TASK BRIEF
For each line below that includes the word "this", make a copy.

EXERCISE INPUTS
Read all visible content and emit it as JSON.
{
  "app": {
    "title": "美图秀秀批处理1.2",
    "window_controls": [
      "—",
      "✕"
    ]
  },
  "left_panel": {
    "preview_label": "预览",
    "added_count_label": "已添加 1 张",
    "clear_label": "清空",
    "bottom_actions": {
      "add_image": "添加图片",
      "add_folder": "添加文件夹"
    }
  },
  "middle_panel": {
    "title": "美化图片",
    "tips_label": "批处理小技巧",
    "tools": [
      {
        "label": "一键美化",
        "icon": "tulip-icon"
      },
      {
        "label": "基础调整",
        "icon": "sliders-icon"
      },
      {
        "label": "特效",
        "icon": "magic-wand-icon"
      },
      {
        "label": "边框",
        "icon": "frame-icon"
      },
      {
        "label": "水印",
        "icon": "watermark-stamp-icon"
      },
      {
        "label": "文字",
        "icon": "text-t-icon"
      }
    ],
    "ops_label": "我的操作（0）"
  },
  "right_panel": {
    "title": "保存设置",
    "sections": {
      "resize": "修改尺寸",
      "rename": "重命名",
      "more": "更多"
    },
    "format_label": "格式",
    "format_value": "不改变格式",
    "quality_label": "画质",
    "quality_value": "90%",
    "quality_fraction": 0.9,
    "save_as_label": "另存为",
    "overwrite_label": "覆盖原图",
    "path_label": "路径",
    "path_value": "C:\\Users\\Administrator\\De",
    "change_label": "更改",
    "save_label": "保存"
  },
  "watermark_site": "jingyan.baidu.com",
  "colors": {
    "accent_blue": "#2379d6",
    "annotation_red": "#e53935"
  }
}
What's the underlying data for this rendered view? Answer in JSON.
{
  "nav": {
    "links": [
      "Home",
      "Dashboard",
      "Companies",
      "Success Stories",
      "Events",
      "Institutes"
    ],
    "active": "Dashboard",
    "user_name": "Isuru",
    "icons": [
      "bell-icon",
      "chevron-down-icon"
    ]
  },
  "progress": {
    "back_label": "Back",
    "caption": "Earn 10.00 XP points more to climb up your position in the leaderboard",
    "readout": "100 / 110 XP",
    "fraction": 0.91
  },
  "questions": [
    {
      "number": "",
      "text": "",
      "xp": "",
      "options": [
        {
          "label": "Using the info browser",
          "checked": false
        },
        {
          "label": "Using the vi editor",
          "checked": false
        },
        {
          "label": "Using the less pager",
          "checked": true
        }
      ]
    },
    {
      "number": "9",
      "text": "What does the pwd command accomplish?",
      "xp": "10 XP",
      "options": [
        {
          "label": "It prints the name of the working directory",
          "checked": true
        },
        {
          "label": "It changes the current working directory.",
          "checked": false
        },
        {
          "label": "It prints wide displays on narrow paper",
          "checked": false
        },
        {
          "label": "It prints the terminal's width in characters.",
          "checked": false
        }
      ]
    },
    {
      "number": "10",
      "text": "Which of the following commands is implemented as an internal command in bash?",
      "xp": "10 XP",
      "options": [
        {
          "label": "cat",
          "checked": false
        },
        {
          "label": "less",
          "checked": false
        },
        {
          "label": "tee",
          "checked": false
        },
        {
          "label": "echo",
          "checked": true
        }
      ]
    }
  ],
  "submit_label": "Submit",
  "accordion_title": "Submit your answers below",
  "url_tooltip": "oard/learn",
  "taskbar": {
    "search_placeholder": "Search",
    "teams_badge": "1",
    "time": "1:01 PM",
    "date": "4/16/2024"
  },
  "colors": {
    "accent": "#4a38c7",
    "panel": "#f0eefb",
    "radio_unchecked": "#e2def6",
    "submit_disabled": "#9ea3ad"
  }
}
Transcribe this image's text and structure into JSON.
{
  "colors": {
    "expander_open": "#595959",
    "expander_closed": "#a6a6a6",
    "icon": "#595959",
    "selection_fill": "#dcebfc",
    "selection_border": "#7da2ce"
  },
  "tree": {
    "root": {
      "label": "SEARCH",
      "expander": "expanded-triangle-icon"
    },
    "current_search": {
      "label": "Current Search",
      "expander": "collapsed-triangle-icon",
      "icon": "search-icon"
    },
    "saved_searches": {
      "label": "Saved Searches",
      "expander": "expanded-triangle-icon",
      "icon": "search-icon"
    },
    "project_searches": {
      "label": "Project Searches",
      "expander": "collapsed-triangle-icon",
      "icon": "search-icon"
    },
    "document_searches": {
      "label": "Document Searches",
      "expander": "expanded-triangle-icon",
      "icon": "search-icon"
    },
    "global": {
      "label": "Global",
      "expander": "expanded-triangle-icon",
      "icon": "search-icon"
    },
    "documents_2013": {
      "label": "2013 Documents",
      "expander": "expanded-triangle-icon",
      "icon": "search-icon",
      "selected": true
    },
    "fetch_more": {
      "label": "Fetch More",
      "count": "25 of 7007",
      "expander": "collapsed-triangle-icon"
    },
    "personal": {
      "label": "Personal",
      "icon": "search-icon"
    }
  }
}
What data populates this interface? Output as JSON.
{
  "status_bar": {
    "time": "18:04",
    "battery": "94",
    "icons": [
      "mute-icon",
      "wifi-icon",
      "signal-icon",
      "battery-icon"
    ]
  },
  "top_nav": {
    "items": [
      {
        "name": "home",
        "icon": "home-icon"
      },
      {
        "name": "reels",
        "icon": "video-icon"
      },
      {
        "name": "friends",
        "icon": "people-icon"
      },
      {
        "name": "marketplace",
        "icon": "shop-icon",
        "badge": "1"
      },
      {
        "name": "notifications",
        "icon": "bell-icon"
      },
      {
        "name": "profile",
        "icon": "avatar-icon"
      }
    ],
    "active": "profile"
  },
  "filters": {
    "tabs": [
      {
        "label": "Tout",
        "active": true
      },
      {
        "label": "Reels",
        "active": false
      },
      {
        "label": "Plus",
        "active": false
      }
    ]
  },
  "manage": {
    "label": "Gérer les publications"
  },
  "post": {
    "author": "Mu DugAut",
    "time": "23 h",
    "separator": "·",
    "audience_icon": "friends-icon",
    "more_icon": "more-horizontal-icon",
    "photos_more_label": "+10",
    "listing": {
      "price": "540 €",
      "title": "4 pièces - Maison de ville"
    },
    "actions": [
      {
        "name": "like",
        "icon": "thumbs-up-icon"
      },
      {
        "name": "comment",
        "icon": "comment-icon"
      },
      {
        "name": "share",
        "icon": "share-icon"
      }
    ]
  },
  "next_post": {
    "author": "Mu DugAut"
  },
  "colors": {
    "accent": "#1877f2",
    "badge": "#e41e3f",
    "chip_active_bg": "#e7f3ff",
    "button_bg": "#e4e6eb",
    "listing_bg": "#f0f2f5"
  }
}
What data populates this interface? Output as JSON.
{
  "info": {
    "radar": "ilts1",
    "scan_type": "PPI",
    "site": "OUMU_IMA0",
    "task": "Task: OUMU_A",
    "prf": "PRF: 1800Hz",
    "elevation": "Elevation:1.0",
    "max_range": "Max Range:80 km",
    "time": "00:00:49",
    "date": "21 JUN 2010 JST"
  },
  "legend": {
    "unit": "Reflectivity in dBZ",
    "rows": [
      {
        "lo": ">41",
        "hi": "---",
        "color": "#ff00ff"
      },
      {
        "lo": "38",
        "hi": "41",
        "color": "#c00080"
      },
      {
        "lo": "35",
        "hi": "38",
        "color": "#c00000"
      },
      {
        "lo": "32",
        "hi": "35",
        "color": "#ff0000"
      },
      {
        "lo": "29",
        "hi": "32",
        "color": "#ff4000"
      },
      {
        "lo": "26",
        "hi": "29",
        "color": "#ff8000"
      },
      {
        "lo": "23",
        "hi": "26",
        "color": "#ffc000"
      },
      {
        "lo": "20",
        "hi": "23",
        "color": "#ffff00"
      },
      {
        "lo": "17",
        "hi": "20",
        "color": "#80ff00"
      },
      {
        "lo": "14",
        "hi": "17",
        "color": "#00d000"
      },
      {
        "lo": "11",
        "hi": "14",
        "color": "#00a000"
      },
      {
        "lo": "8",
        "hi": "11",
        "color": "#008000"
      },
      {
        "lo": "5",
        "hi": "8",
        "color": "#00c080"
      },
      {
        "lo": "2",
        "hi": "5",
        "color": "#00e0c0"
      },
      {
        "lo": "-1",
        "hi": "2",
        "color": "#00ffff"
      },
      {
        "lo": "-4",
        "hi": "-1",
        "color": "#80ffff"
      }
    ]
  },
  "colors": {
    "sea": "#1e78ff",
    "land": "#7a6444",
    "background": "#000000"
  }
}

TASK OUTPUT
What's the underlying data for this rendered view? Answer in JSON.
Transcribe this image's text and structure into JSON.
What data populates this interface? Output as JSON.
What data populates this interface? Output as JSON.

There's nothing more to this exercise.